■ **STATED TASK**: Among the lines below, list those containing the string "timestamp".

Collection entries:

= = = = =

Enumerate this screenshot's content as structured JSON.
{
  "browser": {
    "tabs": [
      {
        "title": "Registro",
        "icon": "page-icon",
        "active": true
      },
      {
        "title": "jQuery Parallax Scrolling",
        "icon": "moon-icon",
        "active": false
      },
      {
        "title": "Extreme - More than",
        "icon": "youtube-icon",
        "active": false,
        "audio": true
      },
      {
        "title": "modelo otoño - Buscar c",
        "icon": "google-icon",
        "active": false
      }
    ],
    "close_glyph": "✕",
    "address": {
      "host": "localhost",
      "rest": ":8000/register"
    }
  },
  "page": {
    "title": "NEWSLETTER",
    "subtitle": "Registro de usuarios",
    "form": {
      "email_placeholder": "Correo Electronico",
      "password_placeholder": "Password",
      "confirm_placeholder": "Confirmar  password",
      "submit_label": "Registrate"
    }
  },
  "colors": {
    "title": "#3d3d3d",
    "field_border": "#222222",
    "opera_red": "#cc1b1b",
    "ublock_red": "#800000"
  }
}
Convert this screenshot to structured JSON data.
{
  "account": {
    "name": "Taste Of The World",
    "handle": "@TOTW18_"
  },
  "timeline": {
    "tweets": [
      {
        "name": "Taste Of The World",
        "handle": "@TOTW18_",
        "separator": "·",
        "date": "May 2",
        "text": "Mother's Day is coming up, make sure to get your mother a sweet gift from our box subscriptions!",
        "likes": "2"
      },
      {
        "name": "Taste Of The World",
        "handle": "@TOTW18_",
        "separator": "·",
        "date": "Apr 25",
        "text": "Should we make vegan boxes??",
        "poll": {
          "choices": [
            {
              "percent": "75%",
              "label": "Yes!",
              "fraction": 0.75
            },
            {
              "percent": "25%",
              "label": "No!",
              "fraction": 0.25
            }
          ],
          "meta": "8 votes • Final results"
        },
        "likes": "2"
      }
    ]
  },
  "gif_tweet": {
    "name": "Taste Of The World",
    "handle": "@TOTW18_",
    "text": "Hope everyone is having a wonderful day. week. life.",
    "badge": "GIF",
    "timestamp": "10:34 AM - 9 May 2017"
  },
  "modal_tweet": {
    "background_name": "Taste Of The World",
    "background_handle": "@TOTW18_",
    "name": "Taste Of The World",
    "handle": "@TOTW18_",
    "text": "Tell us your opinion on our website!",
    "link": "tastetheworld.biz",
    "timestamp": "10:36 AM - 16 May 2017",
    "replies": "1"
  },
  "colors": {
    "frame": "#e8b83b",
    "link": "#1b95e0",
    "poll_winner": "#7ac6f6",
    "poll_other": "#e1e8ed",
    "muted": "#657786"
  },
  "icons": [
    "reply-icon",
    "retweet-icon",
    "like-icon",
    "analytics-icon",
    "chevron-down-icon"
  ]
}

= = = = =

■ **PROBLEM SOLUTION**:
    "timestamp": "10:34 AM - 9 May 2017"
    "timestamp": "10:36 AM - 16 May 2017",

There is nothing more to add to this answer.